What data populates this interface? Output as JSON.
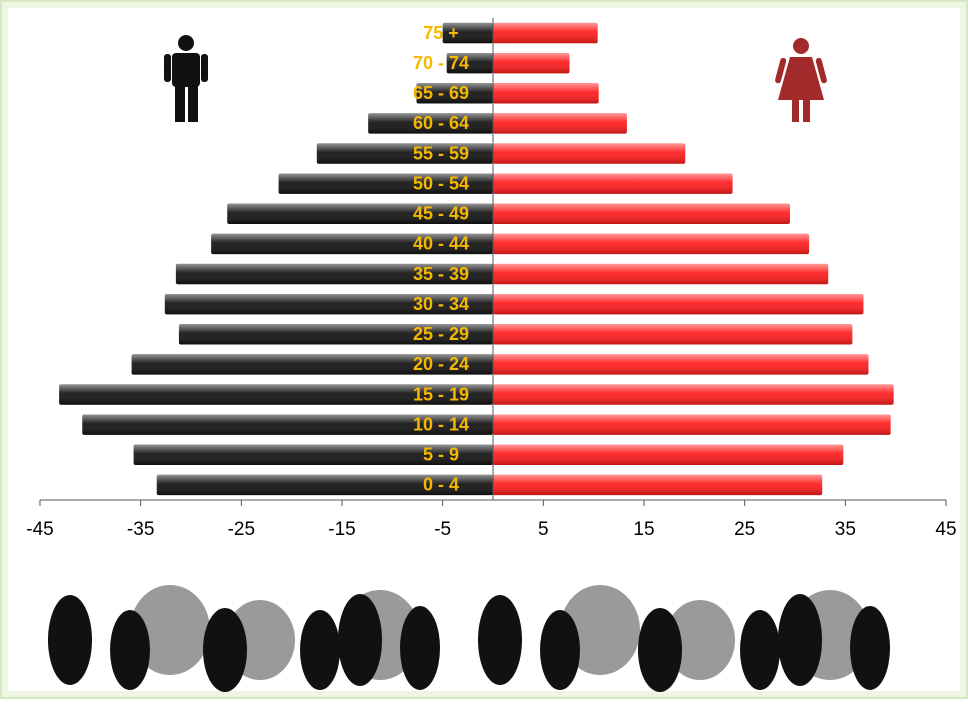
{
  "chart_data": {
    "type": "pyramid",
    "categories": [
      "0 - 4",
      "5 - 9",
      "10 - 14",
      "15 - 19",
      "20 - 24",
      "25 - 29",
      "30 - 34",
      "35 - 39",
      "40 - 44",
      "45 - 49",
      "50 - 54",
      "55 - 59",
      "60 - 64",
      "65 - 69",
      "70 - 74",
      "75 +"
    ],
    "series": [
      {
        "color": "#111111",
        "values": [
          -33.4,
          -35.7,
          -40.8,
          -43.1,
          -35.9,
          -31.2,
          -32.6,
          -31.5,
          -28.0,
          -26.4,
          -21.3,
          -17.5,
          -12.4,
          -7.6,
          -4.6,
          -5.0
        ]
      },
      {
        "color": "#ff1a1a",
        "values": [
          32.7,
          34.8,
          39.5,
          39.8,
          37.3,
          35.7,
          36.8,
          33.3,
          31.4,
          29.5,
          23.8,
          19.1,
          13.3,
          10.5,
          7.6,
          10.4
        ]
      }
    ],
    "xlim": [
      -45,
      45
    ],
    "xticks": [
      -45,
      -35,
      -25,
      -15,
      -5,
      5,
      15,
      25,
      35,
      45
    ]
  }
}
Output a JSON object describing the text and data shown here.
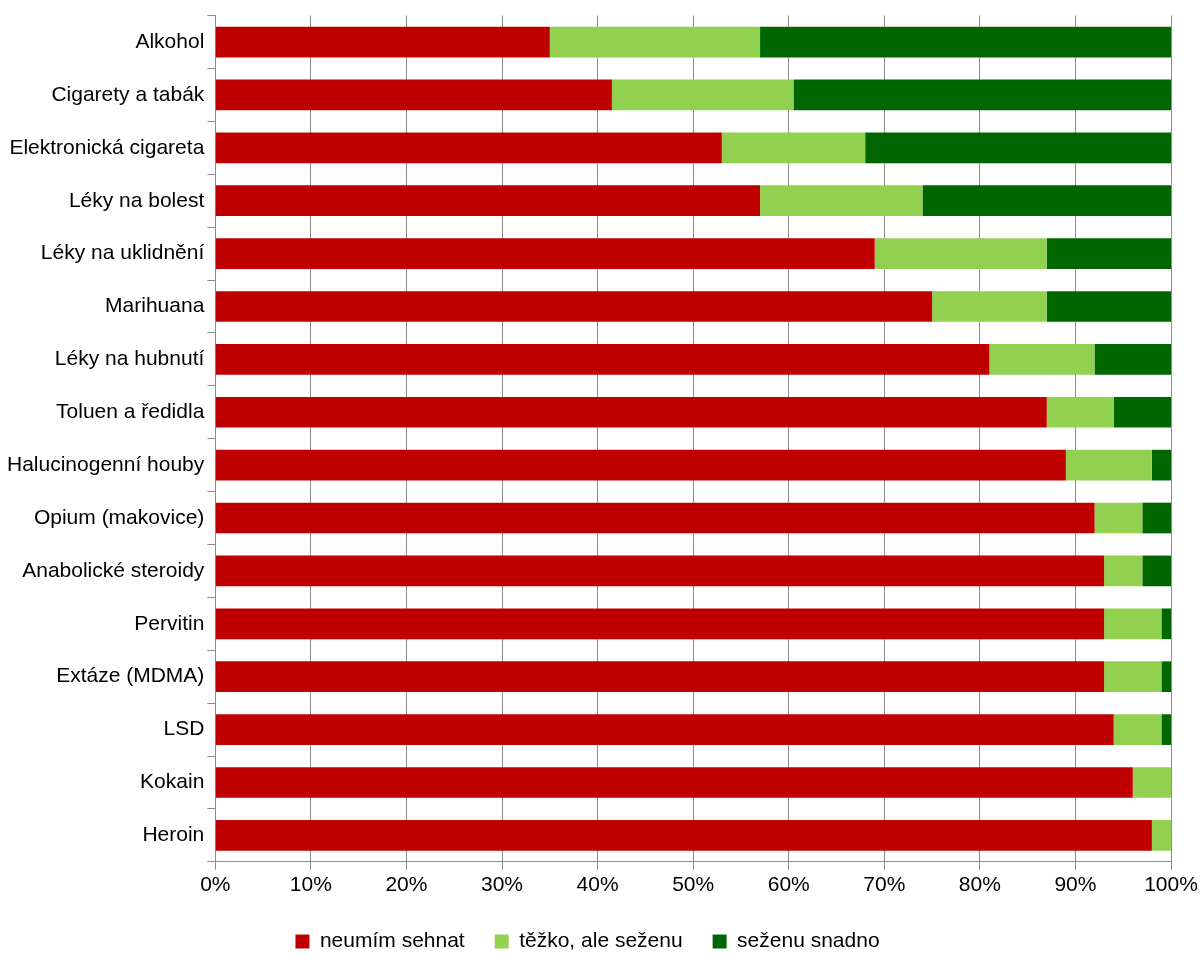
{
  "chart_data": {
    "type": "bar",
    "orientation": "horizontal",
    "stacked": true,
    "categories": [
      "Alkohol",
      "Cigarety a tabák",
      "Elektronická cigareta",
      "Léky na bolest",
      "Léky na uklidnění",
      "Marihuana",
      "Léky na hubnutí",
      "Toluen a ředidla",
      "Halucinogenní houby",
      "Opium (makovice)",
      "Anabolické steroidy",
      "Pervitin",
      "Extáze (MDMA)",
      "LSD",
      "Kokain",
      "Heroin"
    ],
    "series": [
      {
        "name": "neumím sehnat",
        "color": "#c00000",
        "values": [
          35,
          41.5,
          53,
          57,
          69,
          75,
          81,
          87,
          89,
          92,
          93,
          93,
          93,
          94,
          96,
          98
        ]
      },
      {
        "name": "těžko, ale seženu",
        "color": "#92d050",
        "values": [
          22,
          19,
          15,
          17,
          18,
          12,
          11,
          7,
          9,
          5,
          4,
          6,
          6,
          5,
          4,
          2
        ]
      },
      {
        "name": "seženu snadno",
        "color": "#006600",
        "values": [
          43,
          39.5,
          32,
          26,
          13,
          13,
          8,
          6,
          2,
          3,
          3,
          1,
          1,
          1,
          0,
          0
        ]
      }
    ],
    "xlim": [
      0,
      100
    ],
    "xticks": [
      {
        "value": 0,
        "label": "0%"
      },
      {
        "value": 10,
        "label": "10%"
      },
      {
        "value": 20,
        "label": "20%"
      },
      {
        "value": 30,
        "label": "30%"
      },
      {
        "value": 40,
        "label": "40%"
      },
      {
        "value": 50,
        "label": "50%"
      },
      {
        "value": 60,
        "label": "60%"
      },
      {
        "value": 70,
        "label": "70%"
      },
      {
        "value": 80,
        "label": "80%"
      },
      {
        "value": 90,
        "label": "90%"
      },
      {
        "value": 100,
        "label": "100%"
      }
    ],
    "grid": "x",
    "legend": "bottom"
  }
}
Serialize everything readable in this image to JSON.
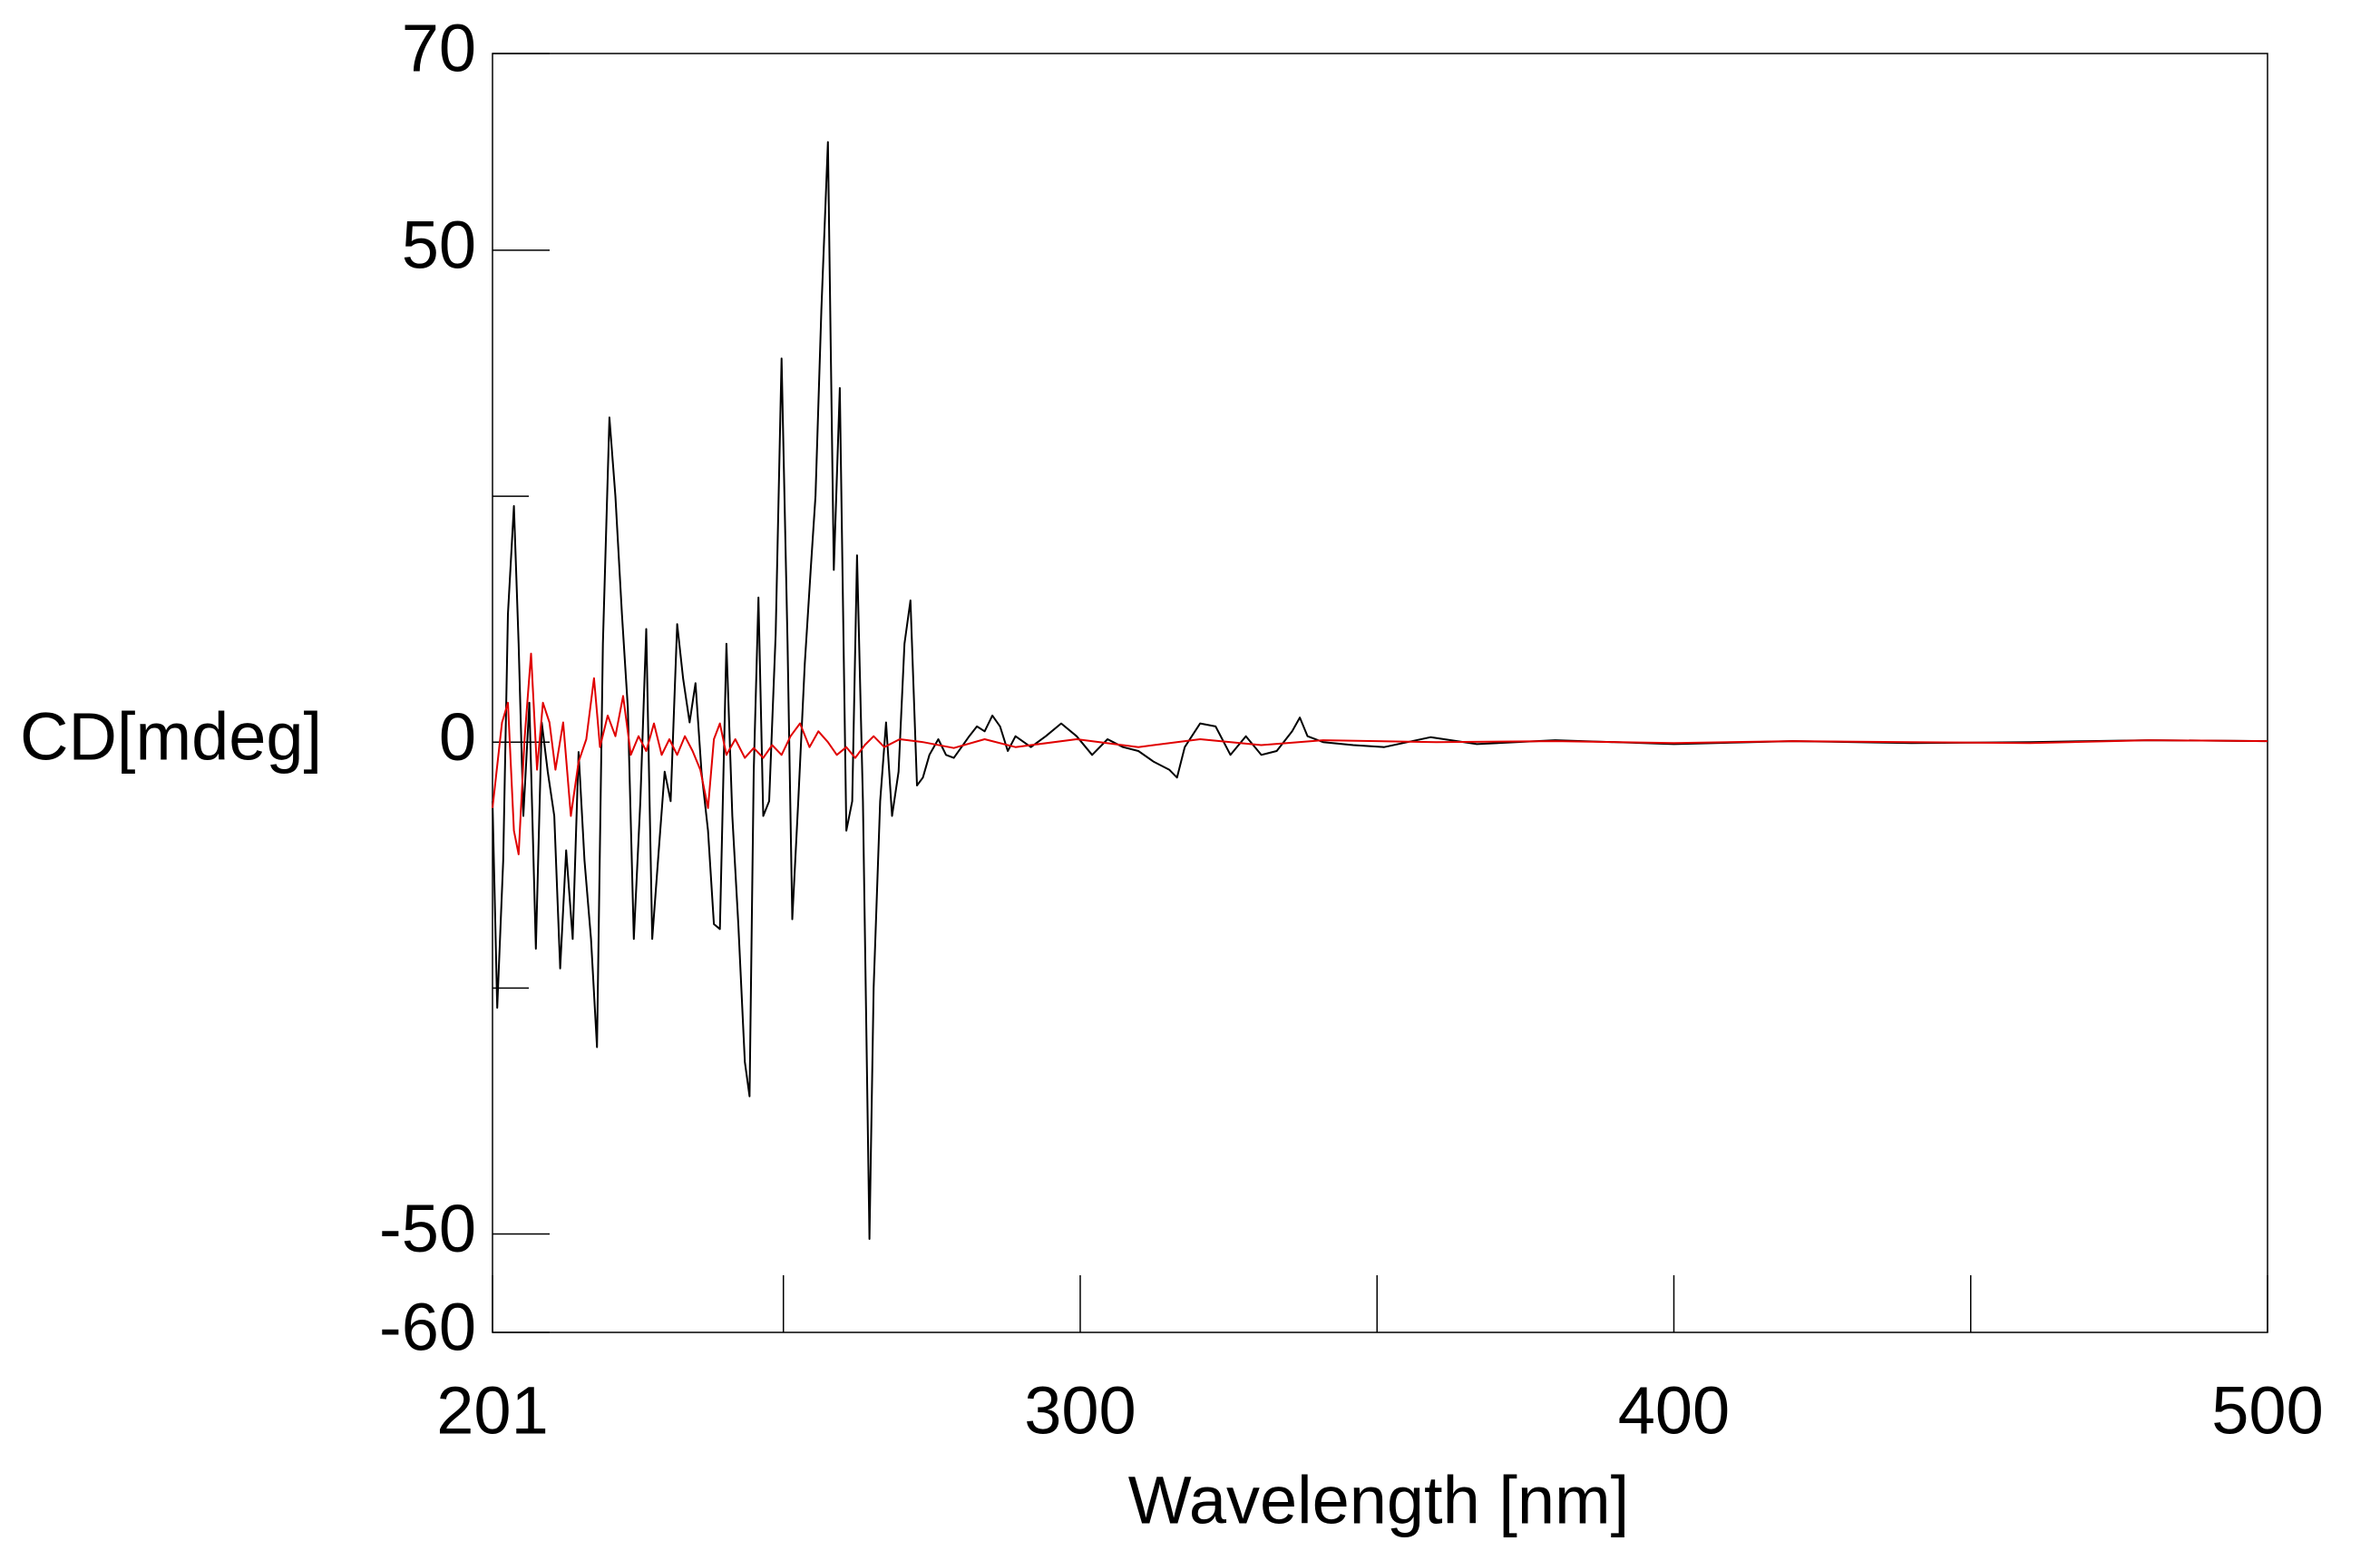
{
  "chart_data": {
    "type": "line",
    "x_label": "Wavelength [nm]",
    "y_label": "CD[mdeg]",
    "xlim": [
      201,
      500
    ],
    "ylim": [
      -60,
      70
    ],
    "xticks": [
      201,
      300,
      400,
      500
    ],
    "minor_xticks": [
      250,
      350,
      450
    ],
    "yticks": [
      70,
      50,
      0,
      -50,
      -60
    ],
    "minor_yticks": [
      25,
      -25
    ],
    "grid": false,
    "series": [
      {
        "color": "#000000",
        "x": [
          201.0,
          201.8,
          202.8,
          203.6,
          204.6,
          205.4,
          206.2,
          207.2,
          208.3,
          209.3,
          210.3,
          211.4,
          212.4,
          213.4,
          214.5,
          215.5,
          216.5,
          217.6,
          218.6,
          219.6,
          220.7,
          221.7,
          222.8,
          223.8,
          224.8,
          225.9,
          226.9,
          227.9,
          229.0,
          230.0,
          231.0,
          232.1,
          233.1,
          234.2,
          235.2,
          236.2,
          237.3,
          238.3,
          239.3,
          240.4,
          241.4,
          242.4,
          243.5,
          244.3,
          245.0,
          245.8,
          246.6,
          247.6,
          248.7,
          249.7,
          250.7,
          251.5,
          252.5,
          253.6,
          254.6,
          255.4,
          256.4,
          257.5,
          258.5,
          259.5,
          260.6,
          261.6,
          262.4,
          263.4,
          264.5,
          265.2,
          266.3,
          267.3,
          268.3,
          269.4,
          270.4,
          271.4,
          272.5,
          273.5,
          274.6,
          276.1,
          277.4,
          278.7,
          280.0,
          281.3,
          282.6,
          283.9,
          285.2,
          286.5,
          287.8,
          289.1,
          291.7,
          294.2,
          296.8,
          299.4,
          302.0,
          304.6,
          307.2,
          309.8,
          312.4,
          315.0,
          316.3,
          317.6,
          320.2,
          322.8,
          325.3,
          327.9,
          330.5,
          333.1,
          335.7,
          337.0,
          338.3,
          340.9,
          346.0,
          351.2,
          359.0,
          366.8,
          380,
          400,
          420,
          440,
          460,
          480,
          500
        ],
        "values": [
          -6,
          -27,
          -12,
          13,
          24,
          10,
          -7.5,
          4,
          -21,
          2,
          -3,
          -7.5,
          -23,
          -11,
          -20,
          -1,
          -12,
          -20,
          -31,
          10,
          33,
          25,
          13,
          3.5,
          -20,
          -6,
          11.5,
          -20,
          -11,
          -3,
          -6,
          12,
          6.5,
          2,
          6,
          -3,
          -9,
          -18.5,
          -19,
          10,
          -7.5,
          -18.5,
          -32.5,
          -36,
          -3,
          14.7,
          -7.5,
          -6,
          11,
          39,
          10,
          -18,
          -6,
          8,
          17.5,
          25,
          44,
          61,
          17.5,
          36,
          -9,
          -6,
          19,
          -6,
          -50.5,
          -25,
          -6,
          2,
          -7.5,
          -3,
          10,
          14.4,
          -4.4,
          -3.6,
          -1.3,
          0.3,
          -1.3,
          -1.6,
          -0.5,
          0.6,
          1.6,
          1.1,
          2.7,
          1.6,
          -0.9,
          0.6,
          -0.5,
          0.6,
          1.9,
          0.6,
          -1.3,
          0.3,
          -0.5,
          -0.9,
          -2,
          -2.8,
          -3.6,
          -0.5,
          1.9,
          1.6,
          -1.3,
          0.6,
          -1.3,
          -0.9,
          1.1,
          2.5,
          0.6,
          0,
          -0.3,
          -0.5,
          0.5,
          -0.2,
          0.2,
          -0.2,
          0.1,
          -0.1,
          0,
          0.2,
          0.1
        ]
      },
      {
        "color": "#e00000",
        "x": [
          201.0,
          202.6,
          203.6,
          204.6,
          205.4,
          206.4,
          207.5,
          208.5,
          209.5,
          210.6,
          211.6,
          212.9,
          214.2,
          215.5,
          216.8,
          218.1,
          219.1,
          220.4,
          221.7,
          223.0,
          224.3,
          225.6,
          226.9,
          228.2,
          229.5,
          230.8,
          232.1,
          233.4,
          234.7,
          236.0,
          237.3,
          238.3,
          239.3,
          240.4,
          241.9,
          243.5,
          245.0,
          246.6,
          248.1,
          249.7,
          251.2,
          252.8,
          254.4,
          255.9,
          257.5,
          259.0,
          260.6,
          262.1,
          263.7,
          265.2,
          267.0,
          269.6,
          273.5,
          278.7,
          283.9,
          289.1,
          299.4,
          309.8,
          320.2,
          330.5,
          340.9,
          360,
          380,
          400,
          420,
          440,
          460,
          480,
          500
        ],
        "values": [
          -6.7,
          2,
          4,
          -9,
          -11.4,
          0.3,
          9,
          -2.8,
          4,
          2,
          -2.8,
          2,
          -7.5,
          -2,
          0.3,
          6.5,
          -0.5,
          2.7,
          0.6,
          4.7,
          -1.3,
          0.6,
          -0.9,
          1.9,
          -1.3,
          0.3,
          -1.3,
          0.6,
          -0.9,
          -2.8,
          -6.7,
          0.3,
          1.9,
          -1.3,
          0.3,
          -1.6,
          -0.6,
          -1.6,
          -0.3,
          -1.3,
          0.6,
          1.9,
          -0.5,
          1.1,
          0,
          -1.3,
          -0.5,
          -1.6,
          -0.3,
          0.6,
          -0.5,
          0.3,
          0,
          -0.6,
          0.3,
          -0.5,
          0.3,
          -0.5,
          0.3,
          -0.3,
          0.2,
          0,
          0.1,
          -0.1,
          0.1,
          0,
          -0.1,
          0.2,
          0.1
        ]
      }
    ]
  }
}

GIVEN PROBLEM: Collect every line with the string "color" from the records, and copy each.

CORRECT ANSWER:
        "color": "#111111",
        "color": "#ff1a1a",
        "color": "#c00000",
        "color": "#92d050",
        "color": "#006600",
        "color": "#000000",
        "color": "#e00000",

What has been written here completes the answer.